- Problem statement
Find the lines containing the word "from" and copy every one of them.

-- -- --

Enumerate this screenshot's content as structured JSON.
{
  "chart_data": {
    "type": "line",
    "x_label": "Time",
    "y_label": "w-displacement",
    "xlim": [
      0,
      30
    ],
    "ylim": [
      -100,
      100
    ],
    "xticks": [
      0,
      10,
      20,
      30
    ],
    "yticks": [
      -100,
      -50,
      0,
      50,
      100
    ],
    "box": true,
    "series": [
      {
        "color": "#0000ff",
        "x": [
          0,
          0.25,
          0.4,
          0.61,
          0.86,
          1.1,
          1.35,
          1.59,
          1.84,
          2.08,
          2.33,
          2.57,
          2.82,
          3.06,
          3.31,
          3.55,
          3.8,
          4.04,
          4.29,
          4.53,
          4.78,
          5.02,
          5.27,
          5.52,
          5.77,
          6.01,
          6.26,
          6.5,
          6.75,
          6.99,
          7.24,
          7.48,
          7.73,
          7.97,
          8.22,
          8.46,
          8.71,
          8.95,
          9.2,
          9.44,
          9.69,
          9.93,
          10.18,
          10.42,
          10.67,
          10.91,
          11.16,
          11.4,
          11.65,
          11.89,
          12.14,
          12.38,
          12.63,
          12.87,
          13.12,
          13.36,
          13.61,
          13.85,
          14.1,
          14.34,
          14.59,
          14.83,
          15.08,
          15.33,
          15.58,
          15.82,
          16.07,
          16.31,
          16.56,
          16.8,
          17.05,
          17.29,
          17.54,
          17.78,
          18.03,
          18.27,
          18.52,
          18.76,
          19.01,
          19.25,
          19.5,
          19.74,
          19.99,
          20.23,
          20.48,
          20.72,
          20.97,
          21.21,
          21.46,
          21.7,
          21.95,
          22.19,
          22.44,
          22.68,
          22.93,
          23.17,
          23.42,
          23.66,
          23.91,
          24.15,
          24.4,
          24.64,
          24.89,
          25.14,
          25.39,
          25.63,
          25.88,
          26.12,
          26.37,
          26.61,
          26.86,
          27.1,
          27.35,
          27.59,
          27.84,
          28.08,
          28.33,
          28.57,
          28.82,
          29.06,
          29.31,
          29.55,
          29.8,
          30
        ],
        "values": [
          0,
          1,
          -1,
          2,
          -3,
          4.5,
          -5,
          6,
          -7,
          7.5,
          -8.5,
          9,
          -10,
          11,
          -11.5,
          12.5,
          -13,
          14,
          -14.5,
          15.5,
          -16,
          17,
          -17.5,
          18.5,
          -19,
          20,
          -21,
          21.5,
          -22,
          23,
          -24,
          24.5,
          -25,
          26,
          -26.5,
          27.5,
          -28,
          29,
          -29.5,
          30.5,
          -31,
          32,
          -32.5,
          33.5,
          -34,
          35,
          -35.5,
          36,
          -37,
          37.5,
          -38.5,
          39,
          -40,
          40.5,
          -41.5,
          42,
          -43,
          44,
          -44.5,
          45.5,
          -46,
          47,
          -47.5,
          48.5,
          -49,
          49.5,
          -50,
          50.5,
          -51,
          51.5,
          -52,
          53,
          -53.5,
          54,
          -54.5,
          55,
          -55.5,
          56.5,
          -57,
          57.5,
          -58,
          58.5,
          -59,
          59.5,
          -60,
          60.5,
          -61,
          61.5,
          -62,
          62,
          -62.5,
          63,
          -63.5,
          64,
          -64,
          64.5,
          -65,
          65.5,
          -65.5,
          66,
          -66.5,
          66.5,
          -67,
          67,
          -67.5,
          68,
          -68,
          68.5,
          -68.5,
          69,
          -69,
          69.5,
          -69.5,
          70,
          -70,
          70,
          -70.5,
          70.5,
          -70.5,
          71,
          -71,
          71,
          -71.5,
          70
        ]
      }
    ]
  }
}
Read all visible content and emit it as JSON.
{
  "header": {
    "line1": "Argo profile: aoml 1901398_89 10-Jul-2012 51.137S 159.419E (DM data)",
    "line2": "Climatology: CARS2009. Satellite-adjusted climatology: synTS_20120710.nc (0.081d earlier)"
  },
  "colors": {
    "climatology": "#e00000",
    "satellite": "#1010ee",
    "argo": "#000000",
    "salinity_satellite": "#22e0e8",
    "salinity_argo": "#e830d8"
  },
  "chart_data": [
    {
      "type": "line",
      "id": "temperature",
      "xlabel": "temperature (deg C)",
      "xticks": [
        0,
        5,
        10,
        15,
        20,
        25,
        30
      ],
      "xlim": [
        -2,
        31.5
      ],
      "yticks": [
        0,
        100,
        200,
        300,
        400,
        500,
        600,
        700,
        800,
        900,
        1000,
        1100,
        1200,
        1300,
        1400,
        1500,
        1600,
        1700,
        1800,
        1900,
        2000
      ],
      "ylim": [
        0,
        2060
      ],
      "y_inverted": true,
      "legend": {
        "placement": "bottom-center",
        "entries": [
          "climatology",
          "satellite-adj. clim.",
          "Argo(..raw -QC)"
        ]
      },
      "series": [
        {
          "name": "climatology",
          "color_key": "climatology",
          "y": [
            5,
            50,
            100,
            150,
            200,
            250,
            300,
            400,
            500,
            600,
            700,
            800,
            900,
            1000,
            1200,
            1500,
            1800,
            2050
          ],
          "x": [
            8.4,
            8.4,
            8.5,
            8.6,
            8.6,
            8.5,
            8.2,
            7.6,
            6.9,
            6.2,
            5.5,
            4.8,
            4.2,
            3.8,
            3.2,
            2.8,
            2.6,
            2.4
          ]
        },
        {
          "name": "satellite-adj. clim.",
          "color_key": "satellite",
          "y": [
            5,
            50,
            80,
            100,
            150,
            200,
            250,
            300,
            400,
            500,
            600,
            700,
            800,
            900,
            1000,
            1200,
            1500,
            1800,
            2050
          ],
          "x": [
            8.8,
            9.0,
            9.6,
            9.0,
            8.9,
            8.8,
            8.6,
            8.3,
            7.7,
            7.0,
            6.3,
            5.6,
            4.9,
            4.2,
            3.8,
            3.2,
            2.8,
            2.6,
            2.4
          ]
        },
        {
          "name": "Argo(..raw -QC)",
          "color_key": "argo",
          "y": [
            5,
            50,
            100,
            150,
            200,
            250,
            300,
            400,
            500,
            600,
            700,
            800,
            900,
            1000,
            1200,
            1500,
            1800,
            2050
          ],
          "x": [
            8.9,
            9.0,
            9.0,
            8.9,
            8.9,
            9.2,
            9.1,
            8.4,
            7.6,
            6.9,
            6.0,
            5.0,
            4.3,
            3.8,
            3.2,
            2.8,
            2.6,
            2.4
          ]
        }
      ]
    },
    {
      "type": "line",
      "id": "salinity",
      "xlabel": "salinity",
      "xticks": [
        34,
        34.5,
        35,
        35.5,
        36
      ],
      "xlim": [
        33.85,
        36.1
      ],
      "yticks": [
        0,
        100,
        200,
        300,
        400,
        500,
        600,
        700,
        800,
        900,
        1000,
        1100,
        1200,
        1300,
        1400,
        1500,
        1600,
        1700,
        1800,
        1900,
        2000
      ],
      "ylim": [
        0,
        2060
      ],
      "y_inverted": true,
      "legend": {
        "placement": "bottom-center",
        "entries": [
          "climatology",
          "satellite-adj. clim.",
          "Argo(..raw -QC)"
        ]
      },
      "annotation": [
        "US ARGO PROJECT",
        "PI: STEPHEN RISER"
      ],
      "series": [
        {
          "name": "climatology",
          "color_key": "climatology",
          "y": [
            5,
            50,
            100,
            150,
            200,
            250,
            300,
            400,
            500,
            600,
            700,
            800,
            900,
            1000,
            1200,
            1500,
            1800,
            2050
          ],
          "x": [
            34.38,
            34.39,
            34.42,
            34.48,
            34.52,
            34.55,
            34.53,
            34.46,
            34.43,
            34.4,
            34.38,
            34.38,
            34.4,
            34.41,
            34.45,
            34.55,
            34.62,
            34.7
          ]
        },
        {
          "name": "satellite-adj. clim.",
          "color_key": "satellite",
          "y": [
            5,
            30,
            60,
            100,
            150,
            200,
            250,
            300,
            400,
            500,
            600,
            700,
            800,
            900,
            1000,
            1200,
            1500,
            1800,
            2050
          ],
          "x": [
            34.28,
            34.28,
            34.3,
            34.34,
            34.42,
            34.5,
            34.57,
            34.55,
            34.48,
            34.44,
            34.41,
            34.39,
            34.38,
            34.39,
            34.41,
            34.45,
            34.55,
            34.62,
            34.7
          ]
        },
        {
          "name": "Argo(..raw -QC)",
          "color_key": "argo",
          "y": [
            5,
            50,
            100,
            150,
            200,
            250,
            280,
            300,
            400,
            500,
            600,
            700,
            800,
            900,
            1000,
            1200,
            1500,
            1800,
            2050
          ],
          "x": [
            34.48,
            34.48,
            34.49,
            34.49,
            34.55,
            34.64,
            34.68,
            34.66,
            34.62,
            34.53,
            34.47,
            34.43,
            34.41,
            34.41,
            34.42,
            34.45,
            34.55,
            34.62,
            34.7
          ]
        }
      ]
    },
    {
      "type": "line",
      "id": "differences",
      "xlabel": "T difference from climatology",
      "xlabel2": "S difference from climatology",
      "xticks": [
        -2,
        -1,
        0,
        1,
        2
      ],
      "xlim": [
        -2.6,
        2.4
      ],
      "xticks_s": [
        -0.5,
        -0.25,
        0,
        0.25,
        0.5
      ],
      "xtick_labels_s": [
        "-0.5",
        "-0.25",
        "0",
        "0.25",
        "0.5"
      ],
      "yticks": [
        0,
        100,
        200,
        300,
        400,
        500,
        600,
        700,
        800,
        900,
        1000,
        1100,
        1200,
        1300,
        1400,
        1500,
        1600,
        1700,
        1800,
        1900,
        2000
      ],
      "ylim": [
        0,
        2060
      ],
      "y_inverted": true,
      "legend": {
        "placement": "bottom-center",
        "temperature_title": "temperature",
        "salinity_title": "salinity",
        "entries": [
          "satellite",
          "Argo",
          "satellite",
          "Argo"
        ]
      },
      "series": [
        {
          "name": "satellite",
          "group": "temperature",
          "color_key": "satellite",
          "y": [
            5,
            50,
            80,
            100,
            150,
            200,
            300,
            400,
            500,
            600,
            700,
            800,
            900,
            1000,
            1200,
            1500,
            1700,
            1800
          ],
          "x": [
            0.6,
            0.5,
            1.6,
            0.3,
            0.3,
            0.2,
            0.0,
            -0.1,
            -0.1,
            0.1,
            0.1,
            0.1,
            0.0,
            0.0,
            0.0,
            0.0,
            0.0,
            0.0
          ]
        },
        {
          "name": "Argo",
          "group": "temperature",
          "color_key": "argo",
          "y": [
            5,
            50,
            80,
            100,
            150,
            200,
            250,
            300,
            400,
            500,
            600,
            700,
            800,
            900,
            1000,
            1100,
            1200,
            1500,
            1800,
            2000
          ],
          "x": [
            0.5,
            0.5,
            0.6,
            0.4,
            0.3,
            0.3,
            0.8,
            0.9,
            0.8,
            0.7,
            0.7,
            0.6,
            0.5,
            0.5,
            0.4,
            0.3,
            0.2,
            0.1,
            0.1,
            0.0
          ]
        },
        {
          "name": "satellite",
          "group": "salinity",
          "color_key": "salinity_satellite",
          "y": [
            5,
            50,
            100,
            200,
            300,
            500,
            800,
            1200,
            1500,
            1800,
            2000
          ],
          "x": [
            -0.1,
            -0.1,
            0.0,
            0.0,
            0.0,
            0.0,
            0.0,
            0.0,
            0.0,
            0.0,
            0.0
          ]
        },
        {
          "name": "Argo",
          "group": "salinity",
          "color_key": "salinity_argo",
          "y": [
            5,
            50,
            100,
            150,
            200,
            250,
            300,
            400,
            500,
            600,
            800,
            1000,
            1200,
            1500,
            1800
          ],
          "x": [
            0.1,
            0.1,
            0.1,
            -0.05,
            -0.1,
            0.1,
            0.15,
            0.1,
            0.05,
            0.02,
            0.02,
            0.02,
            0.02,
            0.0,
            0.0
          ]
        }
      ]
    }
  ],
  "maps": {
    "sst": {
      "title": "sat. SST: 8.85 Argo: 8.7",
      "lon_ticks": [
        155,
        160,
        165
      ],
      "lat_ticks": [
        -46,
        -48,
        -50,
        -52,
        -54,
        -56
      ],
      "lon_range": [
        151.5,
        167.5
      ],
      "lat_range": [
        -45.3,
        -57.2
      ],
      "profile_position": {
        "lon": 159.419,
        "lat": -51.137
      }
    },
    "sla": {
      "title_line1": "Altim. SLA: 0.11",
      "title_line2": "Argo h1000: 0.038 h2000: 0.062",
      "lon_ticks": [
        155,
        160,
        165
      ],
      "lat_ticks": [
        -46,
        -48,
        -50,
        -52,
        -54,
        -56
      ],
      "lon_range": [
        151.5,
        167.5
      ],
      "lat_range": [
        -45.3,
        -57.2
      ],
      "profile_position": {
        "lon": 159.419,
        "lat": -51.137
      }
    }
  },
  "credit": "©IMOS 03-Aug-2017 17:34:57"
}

-- -- --

- Response for this exercise
      "xlabel": "T difference from climatology",
      "xlabel2": "S difference from climatology",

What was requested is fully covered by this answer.